Your goal -> Select from the data all lines with the word "positive".

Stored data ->

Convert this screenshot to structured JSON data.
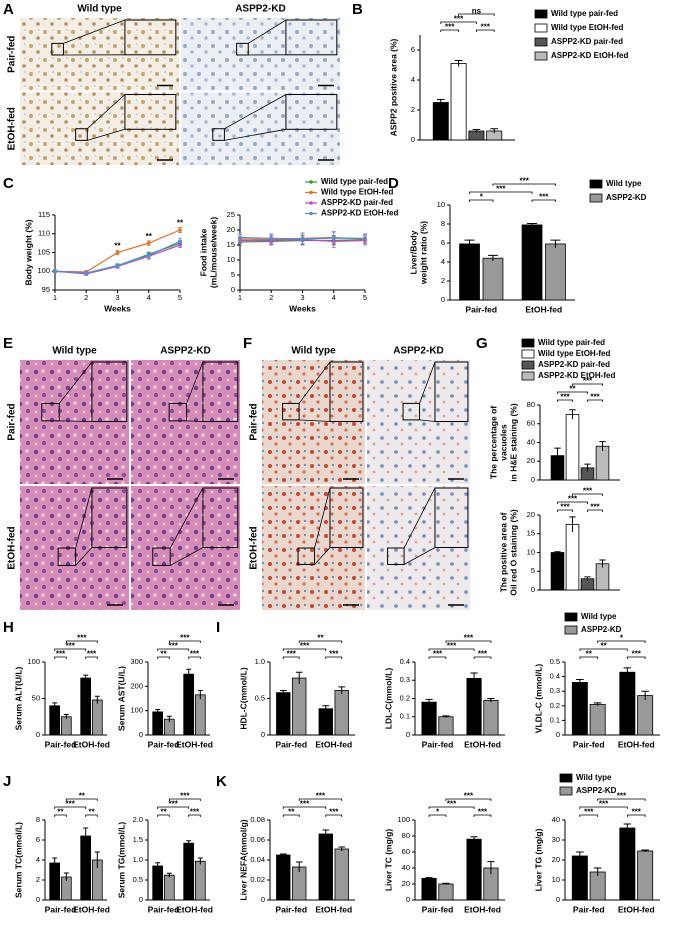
{
  "panel_labels": [
    "A",
    "B",
    "C",
    "D",
    "E",
    "F",
    "G",
    "H",
    "I",
    "J",
    "K"
  ],
  "images": [
    {
      "columns": [
        "Wild type",
        "ASPP2-KD"
      ],
      "rows": [
        "Pair-fed",
        "EtOH-fed"
      ]
    },
    {
      "columns": [
        "Wild type",
        "ASPP2-KD"
      ],
      "rows": [
        "Pair-fed",
        "EtOH-fed"
      ]
    },
    {
      "columns": [
        "Wild type",
        "ASPP2-KD"
      ],
      "rows": [
        "Pair-fed",
        "EtOH-fed"
      ]
    }
  ],
  "chart_data": [
    {
      "type": "bar",
      "ylabel": [
        "ASPP2 positive area (%)"
      ],
      "ylim": [
        0,
        7
      ],
      "yticks": [
        0,
        2,
        4,
        6
      ],
      "series": [
        {
          "name": "Wild type pair-fed",
          "color": "#000000",
          "values": [
            2.5
          ],
          "errors": [
            0.2
          ]
        },
        {
          "name": "Wild type EtOH-fed",
          "color": "#ffffff",
          "values": [
            5.1
          ],
          "errors": [
            0.2
          ]
        },
        {
          "name": "ASPP2-KD pair-fed",
          "color": "#555555",
          "values": [
            0.6
          ],
          "errors": [
            0.1
          ]
        },
        {
          "name": "ASPP2-KD EtOH-fed",
          "color": "#bbbbbb",
          "values": [
            0.6
          ],
          "errors": [
            0.15
          ]
        }
      ],
      "annotations": [
        "***",
        "***",
        "***",
        "ns"
      ]
    },
    {
      "type": "line",
      "ylabel": [
        "Body weight (%)"
      ],
      "xlabel": "Weeks",
      "x": [
        1,
        2,
        3,
        4,
        5
      ],
      "xlim": [
        1,
        5
      ],
      "xticks": [
        1,
        2,
        3,
        4,
        5
      ],
      "ylim": [
        95,
        115
      ],
      "yticks": [
        95,
        100,
        105,
        110,
        115
      ],
      "series": [
        {
          "name": "Wild type pair-fed",
          "color": "#2ca02c",
          "values": [
            100,
            99.5,
            101.5,
            104.5,
            107.5
          ],
          "errors": [
            0.3,
            0.4,
            0.5,
            0.6,
            0.6
          ]
        },
        {
          "name": "Wild type EtOH-fed",
          "color": "#e07020",
          "values": [
            100,
            99.8,
            105,
            107.5,
            111
          ],
          "errors": [
            0.3,
            0.4,
            0.6,
            0.6,
            0.7
          ]
        },
        {
          "name": "ASPP2-KD pair-fed",
          "color": "#d040d0",
          "values": [
            100,
            99.3,
            101.3,
            104,
            107
          ],
          "errors": [
            0.3,
            0.4,
            0.5,
            0.8,
            0.7
          ]
        },
        {
          "name": "ASPP2-KD EtOH-fed",
          "color": "#4a90d9",
          "values": [
            100,
            99.5,
            101.5,
            104.2,
            108
          ],
          "errors": [
            0.3,
            0.4,
            0.5,
            0.7,
            0.8
          ]
        }
      ],
      "annotations": [
        "**",
        "**",
        "**"
      ]
    },
    {
      "type": "line",
      "ylabel": [
        "Food intake",
        "(mL/mouse/week)"
      ],
      "xlabel": "Weeks",
      "x": [
        1,
        2,
        3,
        4,
        5
      ],
      "xlim": [
        1,
        5
      ],
      "xticks": [
        1,
        2,
        3,
        4,
        5
      ],
      "ylim": [
        0,
        25
      ],
      "yticks": [
        0,
        5,
        10,
        15,
        20,
        25
      ],
      "series": [
        {
          "color": "#2ca02c",
          "values": [
            16,
            16.2,
            16.5,
            16.5,
            16.8
          ],
          "errors": [
            1.2,
            1.2,
            1.5,
            1.5,
            1.2
          ]
        },
        {
          "color": "#e07020",
          "values": [
            17,
            16.8,
            17.2,
            17.5,
            17
          ],
          "errors": [
            1.5,
            1.5,
            1.8,
            2,
            1.5
          ]
        },
        {
          "color": "#d040d0",
          "values": [
            16.5,
            16.5,
            16.8,
            16.2,
            16.5
          ],
          "errors": [
            1.2,
            1.5,
            1.5,
            2,
            1.5
          ]
        },
        {
          "color": "#4a90d9",
          "values": [
            17.5,
            17.2,
            17,
            17.3,
            17.2
          ],
          "errors": [
            1.5,
            1.5,
            2,
            2,
            1.5
          ]
        }
      ]
    },
    {
      "type": "bar",
      "ylabel": [
        "Liver/Body",
        "weight ratio (%)"
      ],
      "categories": [
        "Pair-fed",
        "EtOH-fed"
      ],
      "ylim": [
        0,
        10
      ],
      "yticks": [
        0,
        2,
        4,
        6,
        8,
        10
      ],
      "series": [
        {
          "name": "Wild type",
          "color": "#000000",
          "values": [
            5.9,
            7.9
          ],
          "errors": [
            0.4,
            0.15
          ]
        },
        {
          "name": "ASPP2-KD",
          "color": "#999999",
          "values": [
            4.4,
            5.9
          ],
          "errors": [
            0.3,
            0.4
          ]
        }
      ],
      "annotations": [
        "*",
        "***",
        "***",
        "***"
      ]
    },
    {
      "type": "bar",
      "ylabel": [
        "The percentage of",
        "vacuoles",
        "in H&E staining (%)"
      ],
      "ylim": [
        0,
        80
      ],
      "yticks": [
        0,
        20,
        40,
        60,
        80
      ],
      "series": [
        {
          "name": "Wild type pair-fed",
          "color": "#000000",
          "values": [
            26
          ],
          "errors": [
            8
          ]
        },
        {
          "name": "Wild type EtOH-fed",
          "color": "#ffffff",
          "values": [
            70
          ],
          "errors": [
            5
          ]
        },
        {
          "name": "ASPP2-KD pair-fed",
          "color": "#555555",
          "values": [
            13
          ],
          "errors": [
            4
          ]
        },
        {
          "name": "ASPP2-KD EtOH-fed",
          "color": "#bbbbbb",
          "values": [
            36
          ],
          "errors": [
            5
          ]
        }
      ],
      "annotations": [
        "***",
        "***",
        "**",
        "***"
      ]
    },
    {
      "type": "bar",
      "ylabel": [
        "The positive area of",
        "Oil red O staining (%)"
      ],
      "ylim": [
        0,
        20
      ],
      "yticks": [
        0,
        5,
        10,
        15,
        20
      ],
      "series": [
        {
          "color": "#000000",
          "values": [
            10
          ],
          "errors": [
            0.2
          ]
        },
        {
          "color": "#ffffff",
          "values": [
            17.5
          ],
          "errors": [
            2
          ]
        },
        {
          "color": "#555555",
          "values": [
            3
          ],
          "errors": [
            0.5
          ]
        },
        {
          "color": "#bbbbbb",
          "values": [
            7
          ],
          "errors": [
            1
          ]
        }
      ],
      "annotations": [
        "***",
        "***",
        "***",
        "***"
      ]
    },
    {
      "type": "bar",
      "ylabel": [
        "Serum ALT(U/L)"
      ],
      "categories": [
        "Pair-fed",
        "EtOH-fed"
      ],
      "ylim": [
        0,
        100
      ],
      "yticks": [
        0,
        50,
        100
      ],
      "series": [
        {
          "color": "#000000",
          "values": [
            40,
            78
          ],
          "errors": [
            4,
            4
          ]
        },
        {
          "color": "#999999",
          "values": [
            25,
            48
          ],
          "errors": [
            3,
            5
          ]
        }
      ],
      "annotations": [
        "***",
        "***",
        "***",
        "***"
      ]
    },
    {
      "type": "bar",
      "ylabel": [
        "Serum AST(U/L)"
      ],
      "categories": [
        "Pair-fed",
        "EtOH-fed"
      ],
      "ylim": [
        0,
        300
      ],
      "yticks": [
        0,
        100,
        200,
        300
      ],
      "series": [
        {
          "color": "#000000",
          "values": [
            95,
            250
          ],
          "errors": [
            10,
            20
          ]
        },
        {
          "color": "#999999",
          "values": [
            65,
            165
          ],
          "errors": [
            12,
            18
          ]
        }
      ],
      "annotations": [
        "**",
        "***",
        "***",
        "***"
      ]
    },
    {
      "type": "bar",
      "ylabel": [
        "HDL-C(mmol/L)"
      ],
      "categories": [
        "Pair-fed",
        "EtOH-fed"
      ],
      "ylim": [
        0,
        1
      ],
      "yticks": [
        0,
        0.5,
        {
          "value": 1,
          "label": "1.0"
        }
      ],
      "series": [
        {
          "color": "#000000",
          "values": [
            0.58,
            0.36
          ],
          "errors": [
            0.03,
            0.04
          ]
        },
        {
          "color": "#999999",
          "values": [
            0.78,
            0.61
          ],
          "errors": [
            0.08,
            0.05
          ]
        }
      ],
      "annotations": [
        "***",
        "***",
        "***",
        "**"
      ]
    },
    {
      "type": "bar",
      "ylabel": [
        "LDL-C(mmol/L)"
      ],
      "categories": [
        "Pair-fed",
        "EtOH-fed"
      ],
      "ylim": [
        0,
        0.4
      ],
      "yticks": [
        0,
        0.1,
        0.2,
        0.3,
        0.4
      ],
      "series": [
        {
          "color": "#000000",
          "values": [
            0.18,
            0.31
          ],
          "errors": [
            0.015,
            0.03
          ]
        },
        {
          "color": "#999999",
          "values": [
            0.1,
            0.19
          ],
          "errors": [
            0.005,
            0.01
          ]
        }
      ],
      "annotations": [
        "***",
        "***",
        "***",
        "***"
      ]
    },
    {
      "type": "bar",
      "ylabel": [
        "VLDL-C (mmol/L)"
      ],
      "categories": [
        "Pair-fed",
        "EtOH-fed"
      ],
      "ylim": [
        0,
        0.5
      ],
      "yticks": [
        0,
        0.1,
        0.2,
        0.3,
        0.4,
        0.5
      ],
      "series": [
        {
          "name": "Wild type",
          "color": "#000000",
          "values": [
            0.36,
            0.43
          ],
          "errors": [
            0.02,
            0.03
          ]
        },
        {
          "name": "ASPP2-KD",
          "color": "#999999",
          "values": [
            0.21,
            0.27
          ],
          "errors": [
            0.01,
            0.03
          ]
        }
      ],
      "annotations": [
        "**",
        "***",
        "**",
        "*"
      ]
    },
    {
      "type": "bar",
      "ylabel": [
        "Serum TC(mmol/L)"
      ],
      "categories": [
        "Pair-fed",
        "EtOH-fed"
      ],
      "ylim": [
        0,
        8
      ],
      "yticks": [
        0,
        2,
        4,
        6,
        8
      ],
      "series": [
        {
          "color": "#000000",
          "values": [
            3.7,
            6.4
          ],
          "errors": [
            0.5,
            0.8
          ]
        },
        {
          "color": "#999999",
          "values": [
            2.3,
            4
          ],
          "errors": [
            0.4,
            0.8
          ]
        }
      ],
      "annotations": [
        "**",
        "**",
        "***",
        "**"
      ]
    },
    {
      "type": "bar",
      "ylabel": [
        "Serum TG(mmol/L)"
      ],
      "categories": [
        "Pair-fed",
        "EtOH-fed"
      ],
      "ylim": [
        0,
        2
      ],
      "yticks": [
        0,
        0.5,
        {
          "value": 1,
          "label": "1.0"
        },
        1.5,
        {
          "value": 2,
          "label": "2.0"
        }
      ],
      "series": [
        {
          "color": "#000000",
          "values": [
            0.85,
            1.42
          ],
          "errors": [
            0.08,
            0.06
          ]
        },
        {
          "color": "#999999",
          "values": [
            0.62,
            0.97
          ],
          "errors": [
            0.05,
            0.08
          ]
        }
      ],
      "annotations": [
        "**",
        "***",
        "***",
        "***"
      ]
    },
    {
      "type": "bar",
      "ylabel": [
        "Liver NEFA(mmol/g)"
      ],
      "categories": [
        "Pair-fed",
        "EtOH-fed"
      ],
      "ylim": [
        0,
        0.08
      ],
      "yticks": [
        0,
        0.02,
        0.04,
        0.06,
        0.08
      ],
      "series": [
        {
          "color": "#000000",
          "values": [
            0.045,
            0.066
          ],
          "errors": [
            0.001,
            0.004
          ]
        },
        {
          "color": "#999999",
          "values": [
            0.033,
            0.051
          ],
          "errors": [
            0.005,
            0.002
          ]
        }
      ],
      "annotations": [
        "**",
        "***",
        "***",
        "***"
      ]
    },
    {
      "type": "bar",
      "ylabel": [
        "Liver TC (mg/g)"
      ],
      "categories": [
        "Pair-fed",
        "EtOH-fed"
      ],
      "ylim": [
        0,
        100
      ],
      "yticks": [
        0,
        20,
        40,
        60,
        80,
        100
      ],
      "series": [
        {
          "color": "#000000",
          "values": [
            27,
            76
          ],
          "errors": [
            1,
            3
          ]
        },
        {
          "color": "#999999",
          "values": [
            20,
            40
          ],
          "errors": [
            1,
            8
          ]
        }
      ],
      "annotations": [
        "*",
        "***",
        "***",
        "***"
      ]
    },
    {
      "type": "bar",
      "ylabel": [
        "Liver TG (mg/g)"
      ],
      "categories": [
        "Pair-fed",
        "EtOH-fed"
      ],
      "ylim": [
        0,
        40
      ],
      "yticks": [
        0,
        10,
        20,
        30,
        40
      ],
      "series": [
        {
          "name": "Wild type",
          "color": "#000000",
          "values": [
            22,
            36
          ],
          "errors": [
            2,
            2
          ]
        },
        {
          "name": "ASPP2-KD",
          "color": "#999999",
          "values": [
            14,
            24.5
          ],
          "errors": [
            2,
            0.5
          ]
        }
      ],
      "annotations": [
        "***",
        "***",
        "***",
        "***"
      ]
    }
  ]
}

Task response ->
        "ASPP2 positive area (%)"
        "The positive area of",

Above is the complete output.